▶ [ENTRIES]
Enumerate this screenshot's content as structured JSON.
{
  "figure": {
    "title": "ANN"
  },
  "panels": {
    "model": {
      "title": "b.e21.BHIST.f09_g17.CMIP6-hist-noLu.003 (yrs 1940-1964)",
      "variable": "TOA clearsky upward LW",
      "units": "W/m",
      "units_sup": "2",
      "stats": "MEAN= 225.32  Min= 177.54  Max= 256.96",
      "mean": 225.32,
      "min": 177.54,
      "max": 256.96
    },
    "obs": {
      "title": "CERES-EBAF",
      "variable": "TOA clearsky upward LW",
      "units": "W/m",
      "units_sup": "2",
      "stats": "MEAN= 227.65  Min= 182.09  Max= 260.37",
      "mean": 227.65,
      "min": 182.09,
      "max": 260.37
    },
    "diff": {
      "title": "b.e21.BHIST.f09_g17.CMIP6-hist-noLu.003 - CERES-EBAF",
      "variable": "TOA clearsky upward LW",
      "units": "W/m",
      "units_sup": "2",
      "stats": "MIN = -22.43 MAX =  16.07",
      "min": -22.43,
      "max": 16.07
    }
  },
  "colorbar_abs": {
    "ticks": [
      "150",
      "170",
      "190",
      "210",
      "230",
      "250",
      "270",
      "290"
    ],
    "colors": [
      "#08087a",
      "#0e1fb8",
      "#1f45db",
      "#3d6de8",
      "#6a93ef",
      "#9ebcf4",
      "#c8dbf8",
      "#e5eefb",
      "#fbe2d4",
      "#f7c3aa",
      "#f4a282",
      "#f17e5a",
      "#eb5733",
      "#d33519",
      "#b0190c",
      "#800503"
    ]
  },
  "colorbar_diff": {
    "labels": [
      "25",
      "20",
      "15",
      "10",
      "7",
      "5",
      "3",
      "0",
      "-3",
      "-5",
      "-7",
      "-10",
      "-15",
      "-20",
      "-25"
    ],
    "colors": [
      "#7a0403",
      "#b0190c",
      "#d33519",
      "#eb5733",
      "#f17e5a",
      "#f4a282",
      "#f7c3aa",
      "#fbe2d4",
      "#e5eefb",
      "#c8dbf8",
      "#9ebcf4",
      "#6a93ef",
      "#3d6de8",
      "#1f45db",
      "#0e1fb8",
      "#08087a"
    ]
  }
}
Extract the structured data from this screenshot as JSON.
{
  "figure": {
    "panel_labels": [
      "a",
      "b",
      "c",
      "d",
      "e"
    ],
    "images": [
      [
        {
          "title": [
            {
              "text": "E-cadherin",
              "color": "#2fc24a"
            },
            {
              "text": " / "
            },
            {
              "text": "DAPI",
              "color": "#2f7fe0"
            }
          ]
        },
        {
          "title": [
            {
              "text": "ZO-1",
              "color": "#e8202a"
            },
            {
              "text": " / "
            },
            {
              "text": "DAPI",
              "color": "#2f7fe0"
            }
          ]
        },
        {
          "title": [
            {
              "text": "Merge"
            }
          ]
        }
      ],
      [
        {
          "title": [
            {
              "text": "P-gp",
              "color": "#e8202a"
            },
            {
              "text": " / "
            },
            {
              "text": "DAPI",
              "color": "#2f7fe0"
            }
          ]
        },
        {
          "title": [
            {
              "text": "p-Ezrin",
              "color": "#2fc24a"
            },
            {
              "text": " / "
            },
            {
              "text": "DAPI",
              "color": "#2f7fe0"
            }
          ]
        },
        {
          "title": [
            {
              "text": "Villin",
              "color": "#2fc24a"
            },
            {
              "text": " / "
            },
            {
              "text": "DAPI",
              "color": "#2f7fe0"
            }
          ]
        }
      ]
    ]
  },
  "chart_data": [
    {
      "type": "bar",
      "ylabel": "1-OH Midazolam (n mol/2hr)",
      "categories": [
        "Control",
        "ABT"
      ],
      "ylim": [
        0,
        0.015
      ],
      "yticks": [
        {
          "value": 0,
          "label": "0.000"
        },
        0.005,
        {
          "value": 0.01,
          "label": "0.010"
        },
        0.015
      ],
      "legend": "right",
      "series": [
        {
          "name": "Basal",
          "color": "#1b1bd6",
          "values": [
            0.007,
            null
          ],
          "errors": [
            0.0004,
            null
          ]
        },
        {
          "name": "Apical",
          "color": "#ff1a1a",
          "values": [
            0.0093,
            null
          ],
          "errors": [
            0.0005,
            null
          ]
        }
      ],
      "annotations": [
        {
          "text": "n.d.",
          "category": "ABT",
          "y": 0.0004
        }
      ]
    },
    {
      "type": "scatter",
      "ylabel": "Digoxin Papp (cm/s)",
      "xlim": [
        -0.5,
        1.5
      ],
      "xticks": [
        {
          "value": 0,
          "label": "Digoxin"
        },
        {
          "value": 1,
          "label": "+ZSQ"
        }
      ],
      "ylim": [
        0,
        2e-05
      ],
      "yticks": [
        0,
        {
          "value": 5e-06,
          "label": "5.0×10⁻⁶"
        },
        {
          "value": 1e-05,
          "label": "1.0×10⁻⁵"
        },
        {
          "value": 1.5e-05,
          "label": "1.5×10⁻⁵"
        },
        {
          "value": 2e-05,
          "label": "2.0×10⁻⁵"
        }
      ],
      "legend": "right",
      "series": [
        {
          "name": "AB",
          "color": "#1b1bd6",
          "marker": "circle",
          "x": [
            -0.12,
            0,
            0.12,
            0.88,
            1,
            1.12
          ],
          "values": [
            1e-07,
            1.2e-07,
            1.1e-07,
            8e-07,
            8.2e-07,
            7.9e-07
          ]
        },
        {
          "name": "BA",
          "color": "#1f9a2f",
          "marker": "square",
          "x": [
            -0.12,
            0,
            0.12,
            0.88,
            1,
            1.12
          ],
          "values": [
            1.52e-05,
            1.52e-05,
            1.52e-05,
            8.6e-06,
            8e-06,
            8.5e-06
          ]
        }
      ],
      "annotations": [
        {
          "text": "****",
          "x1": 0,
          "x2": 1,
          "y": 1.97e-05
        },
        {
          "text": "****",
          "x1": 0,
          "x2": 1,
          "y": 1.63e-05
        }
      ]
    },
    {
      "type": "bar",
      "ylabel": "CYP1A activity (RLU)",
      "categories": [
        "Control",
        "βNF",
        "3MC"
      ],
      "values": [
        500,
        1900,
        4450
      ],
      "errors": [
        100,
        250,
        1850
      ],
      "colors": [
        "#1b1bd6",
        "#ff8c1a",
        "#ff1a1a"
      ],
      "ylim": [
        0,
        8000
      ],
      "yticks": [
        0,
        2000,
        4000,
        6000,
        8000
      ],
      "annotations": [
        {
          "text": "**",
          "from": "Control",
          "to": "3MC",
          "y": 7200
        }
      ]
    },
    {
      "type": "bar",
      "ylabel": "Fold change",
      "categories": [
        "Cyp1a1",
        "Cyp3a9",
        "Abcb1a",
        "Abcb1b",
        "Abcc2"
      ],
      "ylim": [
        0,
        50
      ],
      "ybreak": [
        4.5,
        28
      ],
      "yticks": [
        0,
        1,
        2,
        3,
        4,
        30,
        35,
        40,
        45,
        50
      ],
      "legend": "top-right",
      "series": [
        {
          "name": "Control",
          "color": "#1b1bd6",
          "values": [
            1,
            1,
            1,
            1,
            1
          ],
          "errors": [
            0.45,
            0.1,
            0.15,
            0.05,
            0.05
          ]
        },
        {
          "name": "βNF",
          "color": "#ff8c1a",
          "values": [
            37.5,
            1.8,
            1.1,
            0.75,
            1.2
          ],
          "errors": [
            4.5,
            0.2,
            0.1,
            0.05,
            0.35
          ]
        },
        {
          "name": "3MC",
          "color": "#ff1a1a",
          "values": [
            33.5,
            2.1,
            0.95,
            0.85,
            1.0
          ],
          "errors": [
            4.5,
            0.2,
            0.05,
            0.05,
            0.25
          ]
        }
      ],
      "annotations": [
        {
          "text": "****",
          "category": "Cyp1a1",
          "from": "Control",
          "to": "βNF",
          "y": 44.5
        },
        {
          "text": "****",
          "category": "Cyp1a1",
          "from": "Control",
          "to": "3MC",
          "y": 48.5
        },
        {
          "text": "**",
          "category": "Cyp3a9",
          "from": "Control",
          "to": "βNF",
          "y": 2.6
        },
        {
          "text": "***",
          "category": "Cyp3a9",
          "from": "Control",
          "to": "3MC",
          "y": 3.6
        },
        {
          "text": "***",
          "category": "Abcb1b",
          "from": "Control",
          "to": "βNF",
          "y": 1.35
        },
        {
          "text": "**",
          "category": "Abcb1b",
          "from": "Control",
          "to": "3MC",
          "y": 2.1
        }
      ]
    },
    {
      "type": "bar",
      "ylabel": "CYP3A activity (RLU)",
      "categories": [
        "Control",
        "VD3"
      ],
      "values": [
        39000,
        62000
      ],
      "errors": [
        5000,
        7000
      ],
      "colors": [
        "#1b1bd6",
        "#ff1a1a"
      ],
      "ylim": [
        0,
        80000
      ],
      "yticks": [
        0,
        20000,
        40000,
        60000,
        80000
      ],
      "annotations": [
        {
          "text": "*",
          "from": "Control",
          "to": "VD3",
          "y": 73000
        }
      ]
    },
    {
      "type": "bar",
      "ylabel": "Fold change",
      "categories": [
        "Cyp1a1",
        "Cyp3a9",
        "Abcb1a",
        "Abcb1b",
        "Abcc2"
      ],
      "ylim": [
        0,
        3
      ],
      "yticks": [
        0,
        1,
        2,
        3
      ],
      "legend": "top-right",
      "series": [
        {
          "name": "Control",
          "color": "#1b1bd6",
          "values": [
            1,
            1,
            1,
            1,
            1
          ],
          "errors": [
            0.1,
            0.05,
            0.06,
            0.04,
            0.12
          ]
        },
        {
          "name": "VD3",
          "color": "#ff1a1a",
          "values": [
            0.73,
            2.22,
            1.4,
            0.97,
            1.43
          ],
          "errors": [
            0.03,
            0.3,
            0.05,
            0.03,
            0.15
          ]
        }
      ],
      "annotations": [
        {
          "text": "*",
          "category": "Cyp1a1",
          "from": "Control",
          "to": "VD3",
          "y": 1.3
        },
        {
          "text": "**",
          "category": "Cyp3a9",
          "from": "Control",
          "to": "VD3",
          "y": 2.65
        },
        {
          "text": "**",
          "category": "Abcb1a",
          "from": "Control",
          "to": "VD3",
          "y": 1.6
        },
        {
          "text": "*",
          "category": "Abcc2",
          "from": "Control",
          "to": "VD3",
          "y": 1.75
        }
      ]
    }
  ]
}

▶ [REQUIREMENT]
Sift through the entries and copy every line with "this".

▶ [THE ANSWER]
Enumerate this screenshot's content as structured JSON.
Extract the structured data from this screenshot as JSON.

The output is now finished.